**AIM**
Return only the line that contains "What does this" and each line after it, through the last line of the data below, copied exactly.

**Stored dataset items**
** START **
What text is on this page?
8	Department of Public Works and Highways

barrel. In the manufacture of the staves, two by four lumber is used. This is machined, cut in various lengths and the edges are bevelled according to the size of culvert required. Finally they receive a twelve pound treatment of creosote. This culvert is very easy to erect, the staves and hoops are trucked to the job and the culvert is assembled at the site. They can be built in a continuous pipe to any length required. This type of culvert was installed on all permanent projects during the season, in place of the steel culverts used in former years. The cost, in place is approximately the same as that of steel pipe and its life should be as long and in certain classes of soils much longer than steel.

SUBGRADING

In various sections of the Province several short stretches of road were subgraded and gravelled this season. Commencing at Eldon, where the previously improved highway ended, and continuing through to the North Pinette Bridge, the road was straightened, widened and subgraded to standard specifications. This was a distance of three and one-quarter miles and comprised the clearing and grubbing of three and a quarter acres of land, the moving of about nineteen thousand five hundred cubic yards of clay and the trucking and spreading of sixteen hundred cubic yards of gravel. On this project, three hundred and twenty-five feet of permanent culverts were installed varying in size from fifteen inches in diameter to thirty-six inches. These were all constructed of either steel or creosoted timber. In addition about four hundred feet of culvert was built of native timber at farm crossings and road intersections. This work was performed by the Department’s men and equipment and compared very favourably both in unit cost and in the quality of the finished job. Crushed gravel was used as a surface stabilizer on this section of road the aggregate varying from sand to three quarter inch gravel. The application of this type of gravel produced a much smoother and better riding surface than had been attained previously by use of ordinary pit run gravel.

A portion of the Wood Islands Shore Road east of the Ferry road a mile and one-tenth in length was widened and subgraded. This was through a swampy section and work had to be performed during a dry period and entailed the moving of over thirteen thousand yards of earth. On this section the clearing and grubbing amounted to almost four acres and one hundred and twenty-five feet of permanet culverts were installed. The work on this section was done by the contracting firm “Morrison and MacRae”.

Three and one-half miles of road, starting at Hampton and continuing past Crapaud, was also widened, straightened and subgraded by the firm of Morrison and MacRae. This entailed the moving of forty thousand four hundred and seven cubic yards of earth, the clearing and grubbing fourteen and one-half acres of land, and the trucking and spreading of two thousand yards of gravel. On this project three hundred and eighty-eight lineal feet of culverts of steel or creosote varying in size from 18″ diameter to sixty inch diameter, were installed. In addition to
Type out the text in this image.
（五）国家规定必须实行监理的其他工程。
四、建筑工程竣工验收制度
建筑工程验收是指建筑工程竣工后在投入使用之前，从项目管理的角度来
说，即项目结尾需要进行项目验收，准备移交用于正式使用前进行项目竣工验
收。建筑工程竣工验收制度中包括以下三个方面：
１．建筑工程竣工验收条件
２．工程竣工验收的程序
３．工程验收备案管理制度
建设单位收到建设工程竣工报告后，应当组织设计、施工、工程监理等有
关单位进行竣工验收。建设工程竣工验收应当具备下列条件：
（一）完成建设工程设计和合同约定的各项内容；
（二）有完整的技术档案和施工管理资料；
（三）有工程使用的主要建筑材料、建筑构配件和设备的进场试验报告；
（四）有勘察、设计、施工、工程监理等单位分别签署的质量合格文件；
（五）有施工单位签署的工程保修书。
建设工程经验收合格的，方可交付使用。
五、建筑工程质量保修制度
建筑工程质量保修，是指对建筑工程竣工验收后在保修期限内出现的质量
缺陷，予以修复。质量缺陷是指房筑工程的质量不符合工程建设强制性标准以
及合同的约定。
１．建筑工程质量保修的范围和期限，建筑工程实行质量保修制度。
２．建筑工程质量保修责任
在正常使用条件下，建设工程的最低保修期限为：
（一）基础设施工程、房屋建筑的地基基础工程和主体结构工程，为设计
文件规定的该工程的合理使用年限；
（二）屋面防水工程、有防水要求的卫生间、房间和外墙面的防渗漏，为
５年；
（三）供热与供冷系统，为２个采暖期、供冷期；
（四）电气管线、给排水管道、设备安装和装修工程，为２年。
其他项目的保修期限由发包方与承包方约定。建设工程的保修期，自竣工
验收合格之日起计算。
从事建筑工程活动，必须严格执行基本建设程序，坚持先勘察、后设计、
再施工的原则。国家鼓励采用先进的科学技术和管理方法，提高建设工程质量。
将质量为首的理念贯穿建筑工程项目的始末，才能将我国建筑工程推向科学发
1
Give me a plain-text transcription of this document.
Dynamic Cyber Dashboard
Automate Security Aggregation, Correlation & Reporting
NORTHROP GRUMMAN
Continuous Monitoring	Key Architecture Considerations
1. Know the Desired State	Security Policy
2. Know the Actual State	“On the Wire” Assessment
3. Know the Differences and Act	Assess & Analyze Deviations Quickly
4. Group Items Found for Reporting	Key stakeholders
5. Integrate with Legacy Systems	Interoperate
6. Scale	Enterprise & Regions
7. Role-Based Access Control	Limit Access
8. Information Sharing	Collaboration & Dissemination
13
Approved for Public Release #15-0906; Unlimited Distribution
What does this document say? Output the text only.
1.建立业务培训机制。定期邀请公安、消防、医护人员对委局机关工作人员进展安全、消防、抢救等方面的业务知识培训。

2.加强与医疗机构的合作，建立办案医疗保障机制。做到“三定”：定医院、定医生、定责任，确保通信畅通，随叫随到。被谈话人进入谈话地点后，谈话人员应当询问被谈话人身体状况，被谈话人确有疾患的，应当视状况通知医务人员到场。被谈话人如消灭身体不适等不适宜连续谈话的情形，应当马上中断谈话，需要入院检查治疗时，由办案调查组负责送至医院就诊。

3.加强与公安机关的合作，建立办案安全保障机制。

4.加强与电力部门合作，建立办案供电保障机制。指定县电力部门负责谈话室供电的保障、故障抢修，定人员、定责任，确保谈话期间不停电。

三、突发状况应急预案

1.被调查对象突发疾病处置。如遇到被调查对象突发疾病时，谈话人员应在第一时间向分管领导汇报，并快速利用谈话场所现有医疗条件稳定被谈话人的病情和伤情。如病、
** END **
**ANSWER TO THIS TASK**
What does this document say? Output the text only.
1.建立业务培训机制。定期邀请公安、消防、医护人员对委局机关工作人员进展安全、消防、抢救等方面的业务知识培训。

2.加强与医疗机构的合作，建立办案医疗保障机制。做到“三定”：定医院、定医生、定责任，确保通信畅通，随叫随到。被谈话人进入谈话地点后，谈话人员应当询问被谈话人身体状况，被谈话人确有疾患的，应当视状况通知医务人员到场。被谈话人如消灭身体不适等不适宜连续谈话的情形，应当马上中断谈话，需要入院检查治疗时，由办案调查组负责送至医院就诊。

3.加强与公安机关的合作，建立办案安全保障机制。

4.加强与电力部门合作，建立办案供电保障机制。指定县电力部门负责谈话室供电的保障、故障抢修，定人员、定责任，确保谈话期间不停电。

三、突发状况应急预案

1.被调查对象突发疾病处置。如遇到被调查对象突发疾病时，谈话人员应在第一时间向分管领导汇报，并快速利用谈话场所现有医疗条件稳定被谈话人的病情和伤情。如病、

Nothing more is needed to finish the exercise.